Exercise description
Select every line holding the word "Port" and copy it.

Items listed in a dataset
>> START

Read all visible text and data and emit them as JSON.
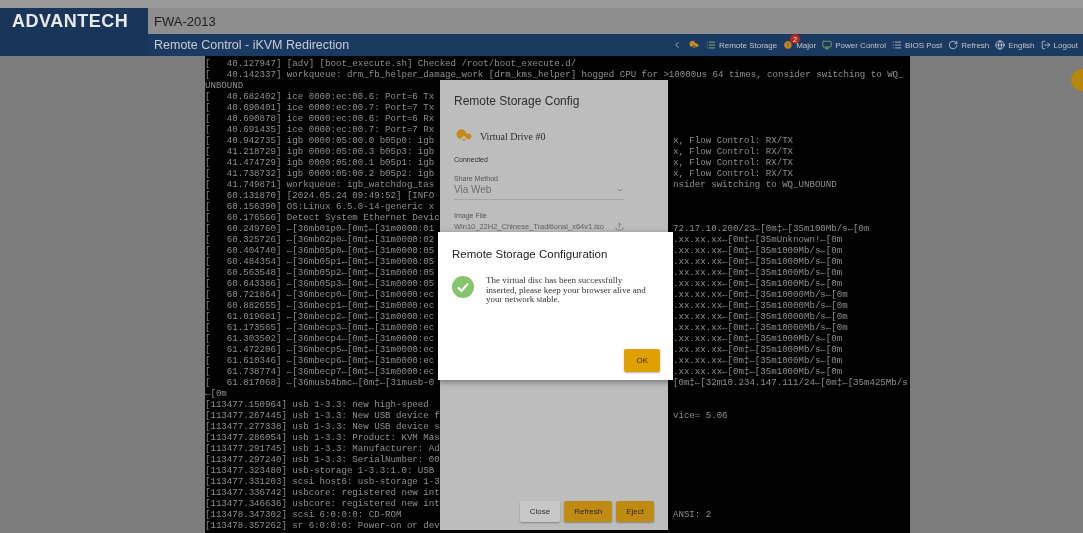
{
  "header": {
    "logo": "ADVANTECH",
    "device": "FWA-2013",
    "page_title": "Remote Control - iKVM Redirection",
    "toolbar": [
      {
        "label": "Remote Storage"
      },
      {
        "label": "Major",
        "badge": "2"
      },
      {
        "label": "Power Control"
      },
      {
        "label": "BIOS Post"
      },
      {
        "label": "Refresh"
      },
      {
        "label": "English"
      },
      {
        "label": "Logout"
      }
    ]
  },
  "terminal": {
    "lines": [
      {
        "kind": "full",
        "left": "[   40.127947] [adv] [boot_execute.sh] Checked /root/boot_execute.d/"
      },
      {
        "kind": "full",
        "left": "[   40.142337] workqueue: drm_fb_helper_damage_work [drm_kms_helper] hogged CPU for >10000us 64 times, consider switching to WQ_"
      },
      {
        "kind": "full",
        "left": "UNBOUND"
      },
      {
        "kind": "split",
        "left": "[   40.682402] ice 0000:ec:00.6: Port=6 Tx"
      },
      {
        "kind": "split",
        "left": "[   40.690401] ice 0000:ec:00.7: Port=7 Tx"
      },
      {
        "kind": "split",
        "left": "[   40.690878] ice 0000:ec:00.6: Port=6 Rx"
      },
      {
        "kind": "split",
        "left": "[   40.691435] ice 0000:ec:00.7: Port=7 Rx"
      },
      {
        "kind": "split",
        "left": "[   40.942735] igb 0000:05:00.0 b05p0: igb",
        "right": "x, Flow Control: RX/TX"
      },
      {
        "kind": "split",
        "left": "[   41.218729] igb 0000:05:00.3 b05p3: igb",
        "right": "x, Flow Control: RX/TX"
      },
      {
        "kind": "split",
        "left": "[   41.474729] igb 0000:05:00.1 b05p1: igb",
        "right": "x, Flow Control: RX/TX"
      },
      {
        "kind": "split",
        "left": "[   41.738732] igb 0000:05:00.2 b05p2: igb",
        "right": "x, Flow Control: RX/TX"
      },
      {
        "kind": "split",
        "left": "[   41.749871] workqueue: igb_watchdog_tas",
        "right": "nsider switching to WQ_UNBOUND"
      },
      {
        "kind": "split",
        "left": "[   60.131870] [2024.05.24 09:49:52] [INFO"
      },
      {
        "kind": "split",
        "left": "[   60.156390] OS:Linux 6.5.0-14-generic x"
      },
      {
        "kind": "split",
        "left": "[   60.176566] Detect System Ethernet Devic"
      },
      {
        "kind": "split",
        "left": "[   60.249760] ←[36mb01p0←[0m‡←[31m0000:01",
        "right": "72.17.10.200/23←[0m‡←[35m100Mb/s←[0m"
      },
      {
        "kind": "split",
        "left": "[   60.325726] ←[36mb02p0←[0m‡←[31m0000:02",
        "right": ".xx.xx.xx←[0m‡←[35mUnknown!←[0m"
      },
      {
        "kind": "split",
        "left": "[   60.404740] ←[36mb05p0←[0m‡←[31m0000:05",
        "right": ".xx.xx.xx←[0m‡←[35m1000Mb/s←[0m"
      },
      {
        "kind": "split",
        "left": "[   60.484354] ←[36mb05p1←[0m‡←[31m0000:05",
        "right": ".xx.xx.xx←[0m‡←[35m1000Mb/s←[0m"
      },
      {
        "kind": "split",
        "left": "[   60.563548] ←[36mb05p2←[0m‡←[31m0000:05",
        "right": ".xx.xx.xx←[0m‡←[35m1000Mb/s←[0m"
      },
      {
        "kind": "split",
        "left": "[   60.643386] ←[36mb05p3←[0m‡←[31m0000:05",
        "right": ".xx.xx.xx←[0m‡←[35m1000Mb/s←[0m"
      },
      {
        "kind": "split",
        "left": "[   60.721864] ←[36mbecp0←[0m‡←[31m0000:ec",
        "right": ".xx.xx.xx←[0m‡←[35m10000Mb/s←[0m"
      },
      {
        "kind": "split",
        "left": "[   60.882655] ←[36mbecp1←[0m‡←[31m0000:ec",
        "right": ".xx.xx.xx←[0m‡←[35m10000Mb/s←[0m"
      },
      {
        "kind": "split",
        "left": "[   61.019681] ←[36mbecp2←[0m‡←[31m0000:ec",
        "right": ".xx.xx.xx←[0m‡←[35m10000Mb/s←[0m"
      },
      {
        "kind": "split",
        "left": "[   61.173565] ←[36mbecp3←[0m‡←[31m0000:ec",
        "right": ".xx.xx.xx←[0m‡←[35m10000Mb/s←[0m"
      },
      {
        "kind": "split",
        "left": "[   61.303502] ←[36mbecp4←[0m‡←[31m0000:ec",
        "right": ".xx.xx.xx←[0m‡←[35m1000Mb/s←[0m"
      },
      {
        "kind": "split",
        "left": "[   61.472206] ←[36mbecp5←[0m‡←[31m0000:ec",
        "right": ".xx.xx.xx←[0m‡←[35m1000Mb/s←[0m"
      },
      {
        "kind": "split",
        "left": "[   61.610346] ←[36mbecp6←[0m‡←[31m0000:ec",
        "right": ".xx.xx.xx←[0m‡←[35m1000Mb/s←[0m"
      },
      {
        "kind": "split",
        "left": "[   61.738774] ←[36mbecp7←[0m‡←[31m0000:ec",
        "right": ".xx.xx.xx←[0m‡←[35m1000Mb/s←[0m"
      },
      {
        "kind": "split",
        "left": "[   61.817068] ←[36musb4bmc←[0m‡←[31musb-0",
        "right": "[0m‡←[32m10.234.147.111/24←[0m‡←[35m425Mb/s"
      },
      {
        "kind": "split",
        "left": "←[0m"
      },
      {
        "kind": "split",
        "left": "[113477.150964] usb 1-3.3: new high-speed"
      },
      {
        "kind": "split",
        "left": "[113477.267445] usb 1-3.3: New USB device f",
        "right": "vice= 5.06"
      },
      {
        "kind": "split",
        "left": "[113477.277338] usb 1-3.3: New USB device s"
      },
      {
        "kind": "split",
        "left": "[113477.286054] usb 1-3.3: Product: KVM Mas"
      },
      {
        "kind": "split",
        "left": "[113477.291745] usb 1-3.3: Manufacturer: Ad"
      },
      {
        "kind": "split",
        "left": "[113477.297240] usb 1-3.3: SerialNumber: 00"
      },
      {
        "kind": "split",
        "left": "[113477.323480] usb-storage 1-3.3:1.0: USB"
      },
      {
        "kind": "split",
        "left": "[113477.331203] scsi host6: usb-storage 1-3"
      },
      {
        "kind": "split",
        "left": "[113477.336742] usbcore: registered new int"
      },
      {
        "kind": "split",
        "left": "[113477.346636] usbcore: registered new int"
      },
      {
        "kind": "split",
        "left": "[113478.347302] scsi 6:0:0:0: CD-ROM",
        "right": "ANSI: 2"
      },
      {
        "kind": "split",
        "left": "[113478.357262] sr 6:0:0:0: Power-on or dev"
      }
    ]
  },
  "storage_dialog": {
    "title": "Remote Storage Config",
    "drive": "Virtual Drive #0",
    "status": "Connected",
    "share_method": {
      "label": "Share Method",
      "value": "Via Web"
    },
    "image_file": {
      "label": "Image File",
      "value": "Win10_22H2_Chinese_Traditional_x64v1.iso"
    },
    "buttons": [
      {
        "label": "Close",
        "kind": "secondary"
      },
      {
        "label": "Refresh",
        "kind": "primary"
      },
      {
        "label": "Eject",
        "kind": "primary"
      }
    ]
  },
  "alert_dialog": {
    "title": "Remote Storage Configuration",
    "message": "The virtual disc has been successfully inserted, please keep your browser alive and your network stable.",
    "button": "OK"
  }
}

>> END

Correct answer
        "left": "[   40.682402] ice 0000:ec:00.6: Port=6 Tx"
        "left": "[   40.690401] ice 0000:ec:00.7: Port=7 Tx"
        "left": "[   40.690878] ice 0000:ec:00.6: Port=6 Rx"
        "left": "[   40.691435] ice 0000:ec:00.7: Port=7 Rx"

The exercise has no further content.